| PROBLEM STATEMENT |
How many of these lines hold the string "ylabel"? Answer with the number only.
* Start STORED RECORDS *
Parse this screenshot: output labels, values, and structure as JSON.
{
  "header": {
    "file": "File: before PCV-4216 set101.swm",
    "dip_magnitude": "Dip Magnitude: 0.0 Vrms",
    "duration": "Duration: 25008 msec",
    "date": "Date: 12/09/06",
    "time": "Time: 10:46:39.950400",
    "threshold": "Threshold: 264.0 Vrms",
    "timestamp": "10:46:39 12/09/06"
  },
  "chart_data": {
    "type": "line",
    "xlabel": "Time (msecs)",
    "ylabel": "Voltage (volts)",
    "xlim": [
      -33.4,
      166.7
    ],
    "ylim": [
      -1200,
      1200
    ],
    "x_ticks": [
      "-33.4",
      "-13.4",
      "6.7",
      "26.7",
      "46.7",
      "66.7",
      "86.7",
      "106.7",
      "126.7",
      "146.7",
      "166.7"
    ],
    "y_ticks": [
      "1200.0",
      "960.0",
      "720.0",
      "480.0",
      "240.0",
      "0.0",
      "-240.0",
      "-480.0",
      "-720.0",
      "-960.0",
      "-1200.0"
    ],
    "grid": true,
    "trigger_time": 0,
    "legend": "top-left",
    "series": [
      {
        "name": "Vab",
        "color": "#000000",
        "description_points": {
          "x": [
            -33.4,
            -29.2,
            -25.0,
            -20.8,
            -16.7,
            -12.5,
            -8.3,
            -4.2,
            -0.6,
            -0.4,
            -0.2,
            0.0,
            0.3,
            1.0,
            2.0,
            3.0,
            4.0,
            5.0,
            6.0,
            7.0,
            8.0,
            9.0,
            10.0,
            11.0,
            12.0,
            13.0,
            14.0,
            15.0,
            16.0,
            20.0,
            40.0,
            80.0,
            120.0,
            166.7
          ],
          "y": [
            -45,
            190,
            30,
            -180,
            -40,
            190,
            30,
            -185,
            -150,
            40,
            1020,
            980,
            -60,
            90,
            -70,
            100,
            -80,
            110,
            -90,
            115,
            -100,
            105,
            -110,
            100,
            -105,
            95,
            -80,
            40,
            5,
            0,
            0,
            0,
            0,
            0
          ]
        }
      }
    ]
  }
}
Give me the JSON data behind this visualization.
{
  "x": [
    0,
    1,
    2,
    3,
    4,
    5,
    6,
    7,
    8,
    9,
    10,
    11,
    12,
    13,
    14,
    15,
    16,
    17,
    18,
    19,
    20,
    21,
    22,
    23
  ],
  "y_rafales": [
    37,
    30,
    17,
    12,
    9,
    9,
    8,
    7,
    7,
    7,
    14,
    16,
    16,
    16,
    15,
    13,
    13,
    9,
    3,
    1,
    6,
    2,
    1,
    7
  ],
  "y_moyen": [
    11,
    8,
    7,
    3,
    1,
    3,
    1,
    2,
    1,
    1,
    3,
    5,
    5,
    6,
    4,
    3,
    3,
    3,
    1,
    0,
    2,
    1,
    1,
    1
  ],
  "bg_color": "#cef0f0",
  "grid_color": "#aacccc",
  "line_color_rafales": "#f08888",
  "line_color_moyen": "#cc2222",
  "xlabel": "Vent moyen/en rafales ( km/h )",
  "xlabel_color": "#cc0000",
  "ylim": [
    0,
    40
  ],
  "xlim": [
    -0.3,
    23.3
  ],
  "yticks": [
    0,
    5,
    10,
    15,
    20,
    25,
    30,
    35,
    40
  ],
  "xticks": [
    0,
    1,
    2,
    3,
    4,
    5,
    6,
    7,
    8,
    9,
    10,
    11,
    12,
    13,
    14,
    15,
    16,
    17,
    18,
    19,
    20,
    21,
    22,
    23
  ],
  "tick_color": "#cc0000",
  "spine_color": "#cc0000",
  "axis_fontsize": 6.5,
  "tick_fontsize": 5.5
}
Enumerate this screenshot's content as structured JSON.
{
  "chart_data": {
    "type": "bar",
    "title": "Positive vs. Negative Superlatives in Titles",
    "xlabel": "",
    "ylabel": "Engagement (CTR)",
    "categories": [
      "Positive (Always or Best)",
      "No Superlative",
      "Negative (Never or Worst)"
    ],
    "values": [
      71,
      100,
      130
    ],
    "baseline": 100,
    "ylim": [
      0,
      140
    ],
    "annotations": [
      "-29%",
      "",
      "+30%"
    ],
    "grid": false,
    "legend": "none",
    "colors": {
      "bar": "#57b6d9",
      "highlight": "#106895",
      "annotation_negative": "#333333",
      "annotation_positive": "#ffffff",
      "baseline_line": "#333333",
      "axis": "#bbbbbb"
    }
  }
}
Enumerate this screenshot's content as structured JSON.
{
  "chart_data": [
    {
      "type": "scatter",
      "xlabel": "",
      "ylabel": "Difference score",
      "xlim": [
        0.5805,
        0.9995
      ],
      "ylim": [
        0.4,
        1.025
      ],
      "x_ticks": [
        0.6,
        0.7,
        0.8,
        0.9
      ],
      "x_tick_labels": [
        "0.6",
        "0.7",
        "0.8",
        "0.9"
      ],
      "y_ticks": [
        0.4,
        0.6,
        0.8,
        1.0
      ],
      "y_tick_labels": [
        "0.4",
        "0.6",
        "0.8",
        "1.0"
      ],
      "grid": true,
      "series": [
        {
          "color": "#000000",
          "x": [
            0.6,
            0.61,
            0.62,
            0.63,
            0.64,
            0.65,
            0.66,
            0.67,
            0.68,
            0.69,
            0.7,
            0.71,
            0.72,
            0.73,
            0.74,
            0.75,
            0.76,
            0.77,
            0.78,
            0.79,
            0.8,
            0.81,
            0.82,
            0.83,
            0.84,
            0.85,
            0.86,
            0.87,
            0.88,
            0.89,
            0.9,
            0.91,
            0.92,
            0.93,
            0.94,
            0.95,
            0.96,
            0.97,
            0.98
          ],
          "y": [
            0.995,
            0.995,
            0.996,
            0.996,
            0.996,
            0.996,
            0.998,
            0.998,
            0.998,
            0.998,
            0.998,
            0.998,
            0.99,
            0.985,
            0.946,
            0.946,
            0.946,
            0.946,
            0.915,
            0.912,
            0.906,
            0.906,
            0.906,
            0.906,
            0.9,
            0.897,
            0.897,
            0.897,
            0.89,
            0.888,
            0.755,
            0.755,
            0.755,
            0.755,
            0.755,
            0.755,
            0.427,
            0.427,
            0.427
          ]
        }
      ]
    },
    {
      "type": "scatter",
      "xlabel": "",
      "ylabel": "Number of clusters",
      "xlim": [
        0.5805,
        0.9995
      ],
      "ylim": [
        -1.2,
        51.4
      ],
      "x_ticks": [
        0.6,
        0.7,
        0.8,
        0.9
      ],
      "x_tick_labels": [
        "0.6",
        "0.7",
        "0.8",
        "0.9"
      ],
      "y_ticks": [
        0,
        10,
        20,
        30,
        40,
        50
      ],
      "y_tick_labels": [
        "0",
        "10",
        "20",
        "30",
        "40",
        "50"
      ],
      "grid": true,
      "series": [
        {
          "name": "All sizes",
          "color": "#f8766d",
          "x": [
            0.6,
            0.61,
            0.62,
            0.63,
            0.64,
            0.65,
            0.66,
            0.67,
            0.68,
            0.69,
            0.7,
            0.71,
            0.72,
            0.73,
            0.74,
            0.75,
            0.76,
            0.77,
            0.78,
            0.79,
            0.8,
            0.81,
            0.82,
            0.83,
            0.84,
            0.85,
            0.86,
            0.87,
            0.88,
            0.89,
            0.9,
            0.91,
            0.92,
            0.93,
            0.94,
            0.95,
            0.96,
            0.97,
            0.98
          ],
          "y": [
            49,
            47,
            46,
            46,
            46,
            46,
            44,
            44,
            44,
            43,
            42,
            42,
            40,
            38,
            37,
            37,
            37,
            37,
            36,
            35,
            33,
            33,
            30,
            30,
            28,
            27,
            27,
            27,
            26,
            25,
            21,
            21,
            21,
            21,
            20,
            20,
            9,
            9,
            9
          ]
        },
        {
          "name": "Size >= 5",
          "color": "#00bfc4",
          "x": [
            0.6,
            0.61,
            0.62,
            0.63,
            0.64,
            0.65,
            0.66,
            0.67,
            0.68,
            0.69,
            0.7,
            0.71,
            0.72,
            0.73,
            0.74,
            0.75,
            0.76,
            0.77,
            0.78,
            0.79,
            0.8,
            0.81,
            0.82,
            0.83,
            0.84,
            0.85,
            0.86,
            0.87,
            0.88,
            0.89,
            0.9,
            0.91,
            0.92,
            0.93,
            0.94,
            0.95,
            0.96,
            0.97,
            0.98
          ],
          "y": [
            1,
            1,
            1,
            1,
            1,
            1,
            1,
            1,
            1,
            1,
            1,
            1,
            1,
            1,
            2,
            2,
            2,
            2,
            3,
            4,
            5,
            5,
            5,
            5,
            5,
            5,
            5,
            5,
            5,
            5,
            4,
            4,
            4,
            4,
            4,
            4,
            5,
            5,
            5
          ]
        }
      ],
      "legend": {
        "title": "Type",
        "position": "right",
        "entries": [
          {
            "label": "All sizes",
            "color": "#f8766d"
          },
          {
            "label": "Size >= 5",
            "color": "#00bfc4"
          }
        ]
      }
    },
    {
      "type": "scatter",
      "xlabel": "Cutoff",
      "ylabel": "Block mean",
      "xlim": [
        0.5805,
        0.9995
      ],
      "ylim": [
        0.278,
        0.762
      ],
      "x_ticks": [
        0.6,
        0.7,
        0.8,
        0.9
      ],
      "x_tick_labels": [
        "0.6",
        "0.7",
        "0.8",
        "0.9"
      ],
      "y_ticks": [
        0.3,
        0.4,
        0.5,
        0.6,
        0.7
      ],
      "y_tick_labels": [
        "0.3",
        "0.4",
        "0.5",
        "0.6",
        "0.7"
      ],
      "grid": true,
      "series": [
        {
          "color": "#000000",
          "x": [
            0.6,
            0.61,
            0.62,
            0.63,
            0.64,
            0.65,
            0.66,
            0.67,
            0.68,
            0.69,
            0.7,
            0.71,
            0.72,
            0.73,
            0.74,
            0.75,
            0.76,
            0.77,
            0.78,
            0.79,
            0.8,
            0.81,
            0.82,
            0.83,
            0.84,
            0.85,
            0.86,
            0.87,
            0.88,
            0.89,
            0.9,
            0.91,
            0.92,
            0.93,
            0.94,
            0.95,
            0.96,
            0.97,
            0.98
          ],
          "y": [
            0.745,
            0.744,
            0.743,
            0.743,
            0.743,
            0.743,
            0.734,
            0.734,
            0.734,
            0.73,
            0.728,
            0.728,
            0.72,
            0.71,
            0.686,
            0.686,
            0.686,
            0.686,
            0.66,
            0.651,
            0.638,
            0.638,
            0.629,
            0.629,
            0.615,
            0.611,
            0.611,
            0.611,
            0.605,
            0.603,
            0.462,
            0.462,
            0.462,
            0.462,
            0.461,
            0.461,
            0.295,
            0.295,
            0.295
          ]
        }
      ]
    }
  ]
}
* End STORED RECORDS *
| IN RESPONSE |
5